··· WORKING DATA

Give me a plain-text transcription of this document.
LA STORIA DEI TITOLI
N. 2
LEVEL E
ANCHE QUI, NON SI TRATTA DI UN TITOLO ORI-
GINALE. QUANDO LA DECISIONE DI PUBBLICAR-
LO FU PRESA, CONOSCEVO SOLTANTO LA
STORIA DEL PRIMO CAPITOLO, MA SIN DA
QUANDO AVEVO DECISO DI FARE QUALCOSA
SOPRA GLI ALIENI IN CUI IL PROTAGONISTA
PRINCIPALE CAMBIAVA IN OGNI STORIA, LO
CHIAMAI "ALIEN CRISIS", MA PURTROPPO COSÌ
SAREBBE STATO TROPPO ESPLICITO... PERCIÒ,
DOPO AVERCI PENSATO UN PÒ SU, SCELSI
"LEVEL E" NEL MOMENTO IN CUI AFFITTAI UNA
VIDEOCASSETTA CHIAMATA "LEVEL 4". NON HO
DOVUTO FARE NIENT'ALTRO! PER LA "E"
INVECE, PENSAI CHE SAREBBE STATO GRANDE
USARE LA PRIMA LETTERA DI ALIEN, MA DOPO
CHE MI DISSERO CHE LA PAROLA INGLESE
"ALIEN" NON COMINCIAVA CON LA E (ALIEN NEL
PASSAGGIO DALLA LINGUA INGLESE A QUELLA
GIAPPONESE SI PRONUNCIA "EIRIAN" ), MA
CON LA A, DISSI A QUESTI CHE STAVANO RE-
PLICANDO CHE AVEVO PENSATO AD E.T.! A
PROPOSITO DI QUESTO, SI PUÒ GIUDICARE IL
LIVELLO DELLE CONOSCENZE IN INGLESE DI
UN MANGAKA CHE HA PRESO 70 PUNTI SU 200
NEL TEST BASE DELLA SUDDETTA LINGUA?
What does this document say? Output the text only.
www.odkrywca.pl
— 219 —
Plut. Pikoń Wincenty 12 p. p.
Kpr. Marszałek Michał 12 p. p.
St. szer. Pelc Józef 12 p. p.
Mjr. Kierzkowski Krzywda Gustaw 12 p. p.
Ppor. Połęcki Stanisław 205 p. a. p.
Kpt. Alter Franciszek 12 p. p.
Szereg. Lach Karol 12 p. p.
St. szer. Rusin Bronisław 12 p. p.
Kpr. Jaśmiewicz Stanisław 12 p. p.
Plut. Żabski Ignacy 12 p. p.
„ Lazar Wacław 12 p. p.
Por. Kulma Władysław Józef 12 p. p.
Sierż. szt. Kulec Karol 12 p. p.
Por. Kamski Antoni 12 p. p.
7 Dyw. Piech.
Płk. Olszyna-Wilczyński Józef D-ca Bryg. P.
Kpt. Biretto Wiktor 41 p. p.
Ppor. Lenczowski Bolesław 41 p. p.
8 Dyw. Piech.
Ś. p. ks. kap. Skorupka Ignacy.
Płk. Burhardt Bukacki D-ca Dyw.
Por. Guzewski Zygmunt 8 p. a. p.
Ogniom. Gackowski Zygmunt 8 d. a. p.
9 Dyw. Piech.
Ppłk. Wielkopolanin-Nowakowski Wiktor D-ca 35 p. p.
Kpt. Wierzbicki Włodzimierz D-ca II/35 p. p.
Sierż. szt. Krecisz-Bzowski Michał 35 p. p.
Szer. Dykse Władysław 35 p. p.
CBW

······

» **GIVEN PROBLEM**: Select every line in the material above where the string "Ignacy" occurs, and copy it.

» **ANSWER TO THIS TASK**:
Plut. Żabski Ignacy 12 p. p.
Ś. p. ks. kap. Skorupka Ignacy.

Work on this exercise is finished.